──────── Rows ────────
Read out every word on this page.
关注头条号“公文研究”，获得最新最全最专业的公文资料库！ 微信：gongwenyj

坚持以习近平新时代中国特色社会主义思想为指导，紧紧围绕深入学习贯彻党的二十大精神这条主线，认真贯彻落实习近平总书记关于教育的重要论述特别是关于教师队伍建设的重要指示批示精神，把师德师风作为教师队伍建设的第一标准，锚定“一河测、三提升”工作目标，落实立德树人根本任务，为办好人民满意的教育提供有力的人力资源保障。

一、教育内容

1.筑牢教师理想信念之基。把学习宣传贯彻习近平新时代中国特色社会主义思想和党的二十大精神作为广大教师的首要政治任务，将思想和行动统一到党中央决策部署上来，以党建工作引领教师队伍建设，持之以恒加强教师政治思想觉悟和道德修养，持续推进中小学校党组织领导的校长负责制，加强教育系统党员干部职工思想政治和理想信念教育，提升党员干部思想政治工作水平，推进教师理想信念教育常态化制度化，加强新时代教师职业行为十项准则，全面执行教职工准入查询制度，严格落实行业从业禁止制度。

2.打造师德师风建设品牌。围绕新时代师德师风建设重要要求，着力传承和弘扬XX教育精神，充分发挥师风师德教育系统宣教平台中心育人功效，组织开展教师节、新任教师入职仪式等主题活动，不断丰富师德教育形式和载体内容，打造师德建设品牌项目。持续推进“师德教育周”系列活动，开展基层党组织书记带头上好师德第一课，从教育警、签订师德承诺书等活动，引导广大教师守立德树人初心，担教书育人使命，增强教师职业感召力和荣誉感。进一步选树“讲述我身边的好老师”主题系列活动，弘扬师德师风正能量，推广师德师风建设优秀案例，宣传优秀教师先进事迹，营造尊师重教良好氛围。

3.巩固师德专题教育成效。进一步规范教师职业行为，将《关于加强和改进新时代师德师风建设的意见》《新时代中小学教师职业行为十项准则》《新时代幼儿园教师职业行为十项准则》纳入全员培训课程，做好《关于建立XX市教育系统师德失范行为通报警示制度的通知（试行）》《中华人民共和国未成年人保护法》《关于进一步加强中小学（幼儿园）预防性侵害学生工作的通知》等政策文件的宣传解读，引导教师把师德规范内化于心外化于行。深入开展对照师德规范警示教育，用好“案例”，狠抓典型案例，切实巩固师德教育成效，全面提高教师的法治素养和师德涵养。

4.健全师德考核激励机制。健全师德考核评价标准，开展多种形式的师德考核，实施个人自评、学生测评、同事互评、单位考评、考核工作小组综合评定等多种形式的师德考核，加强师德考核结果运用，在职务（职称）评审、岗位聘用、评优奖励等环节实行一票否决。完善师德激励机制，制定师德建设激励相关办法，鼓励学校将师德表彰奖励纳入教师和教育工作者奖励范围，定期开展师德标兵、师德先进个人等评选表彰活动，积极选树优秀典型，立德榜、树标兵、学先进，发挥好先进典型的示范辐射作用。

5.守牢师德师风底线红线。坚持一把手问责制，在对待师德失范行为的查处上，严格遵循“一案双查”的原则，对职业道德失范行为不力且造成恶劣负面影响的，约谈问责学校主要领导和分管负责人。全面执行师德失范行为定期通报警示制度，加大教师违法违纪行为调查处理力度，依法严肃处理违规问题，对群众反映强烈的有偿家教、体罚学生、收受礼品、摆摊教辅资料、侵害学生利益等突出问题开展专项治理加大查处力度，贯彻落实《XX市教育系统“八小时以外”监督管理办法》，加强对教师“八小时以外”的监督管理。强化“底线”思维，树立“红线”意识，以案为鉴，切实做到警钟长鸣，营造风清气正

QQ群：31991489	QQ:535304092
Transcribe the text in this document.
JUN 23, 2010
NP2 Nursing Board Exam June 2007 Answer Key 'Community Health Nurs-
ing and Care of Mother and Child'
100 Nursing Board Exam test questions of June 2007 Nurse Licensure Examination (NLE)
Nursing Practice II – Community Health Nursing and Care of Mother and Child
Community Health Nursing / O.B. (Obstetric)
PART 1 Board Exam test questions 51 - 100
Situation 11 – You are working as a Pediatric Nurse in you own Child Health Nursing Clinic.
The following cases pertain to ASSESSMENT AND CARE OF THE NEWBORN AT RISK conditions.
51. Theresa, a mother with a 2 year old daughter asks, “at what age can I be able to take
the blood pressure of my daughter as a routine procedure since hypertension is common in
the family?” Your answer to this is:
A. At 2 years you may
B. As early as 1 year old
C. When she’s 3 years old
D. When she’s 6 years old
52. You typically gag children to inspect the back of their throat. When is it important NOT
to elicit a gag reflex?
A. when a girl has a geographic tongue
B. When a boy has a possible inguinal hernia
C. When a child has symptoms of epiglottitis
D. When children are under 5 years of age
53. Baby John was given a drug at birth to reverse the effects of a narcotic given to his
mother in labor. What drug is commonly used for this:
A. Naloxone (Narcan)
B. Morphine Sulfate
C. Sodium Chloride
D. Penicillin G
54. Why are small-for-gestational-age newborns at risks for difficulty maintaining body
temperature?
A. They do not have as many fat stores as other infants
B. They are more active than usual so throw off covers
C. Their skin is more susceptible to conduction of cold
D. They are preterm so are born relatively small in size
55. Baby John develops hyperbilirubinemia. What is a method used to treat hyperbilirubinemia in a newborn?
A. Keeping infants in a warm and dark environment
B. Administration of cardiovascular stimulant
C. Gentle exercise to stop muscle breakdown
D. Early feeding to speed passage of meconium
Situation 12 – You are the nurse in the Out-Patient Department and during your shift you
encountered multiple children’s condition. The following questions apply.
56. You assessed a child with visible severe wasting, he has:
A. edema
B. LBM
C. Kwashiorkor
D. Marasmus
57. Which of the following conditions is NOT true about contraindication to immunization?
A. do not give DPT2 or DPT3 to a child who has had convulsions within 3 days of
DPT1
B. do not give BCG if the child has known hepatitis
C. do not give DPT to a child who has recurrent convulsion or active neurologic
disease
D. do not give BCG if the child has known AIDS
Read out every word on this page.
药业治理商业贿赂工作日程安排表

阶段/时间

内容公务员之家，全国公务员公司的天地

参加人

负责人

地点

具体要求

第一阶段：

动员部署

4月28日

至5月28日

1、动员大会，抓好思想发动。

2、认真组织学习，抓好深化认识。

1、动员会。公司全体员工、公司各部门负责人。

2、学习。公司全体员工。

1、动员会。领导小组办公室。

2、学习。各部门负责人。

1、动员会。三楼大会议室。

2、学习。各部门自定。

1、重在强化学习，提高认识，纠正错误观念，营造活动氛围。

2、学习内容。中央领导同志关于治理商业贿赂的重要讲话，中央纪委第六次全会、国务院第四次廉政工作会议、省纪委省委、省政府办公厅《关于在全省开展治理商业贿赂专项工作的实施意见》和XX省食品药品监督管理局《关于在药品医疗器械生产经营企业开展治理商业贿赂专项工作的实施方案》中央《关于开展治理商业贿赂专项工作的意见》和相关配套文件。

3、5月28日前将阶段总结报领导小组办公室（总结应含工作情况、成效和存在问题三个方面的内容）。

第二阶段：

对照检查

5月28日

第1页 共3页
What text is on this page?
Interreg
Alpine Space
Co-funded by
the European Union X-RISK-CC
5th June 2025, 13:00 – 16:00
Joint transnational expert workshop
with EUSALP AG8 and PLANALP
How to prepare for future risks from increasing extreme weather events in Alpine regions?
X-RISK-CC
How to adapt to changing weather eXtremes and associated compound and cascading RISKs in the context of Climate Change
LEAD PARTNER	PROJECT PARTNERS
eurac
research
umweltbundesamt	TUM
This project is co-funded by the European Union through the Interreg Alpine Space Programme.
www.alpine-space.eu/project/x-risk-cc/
────────
▶ _Challenge_
Write the lines out verbatim, from the one with "What text is on this page?" through the last line of the entries, and stop there.

▶ _Worked answer_
What text is on this page?
Interreg
Alpine Space
Co-funded by
the European Union X-RISK-CC
5th June 2025, 13:00 – 16:00
Joint transnational expert workshop
with EUSALP AG8 and PLANALP
How to prepare for future risks from increasing extreme weather events in Alpine regions?
X-RISK-CC
How to adapt to changing weather eXtremes and associated compound and cascading RISKs in the context of Climate Change
LEAD PARTNER	PROJECT PARTNERS
eurac
research
umweltbundesamt	TUM
This project is co-funded by the European Union through the Interreg Alpine Space Programme.
www.alpine-space.eu/project/x-risk-cc/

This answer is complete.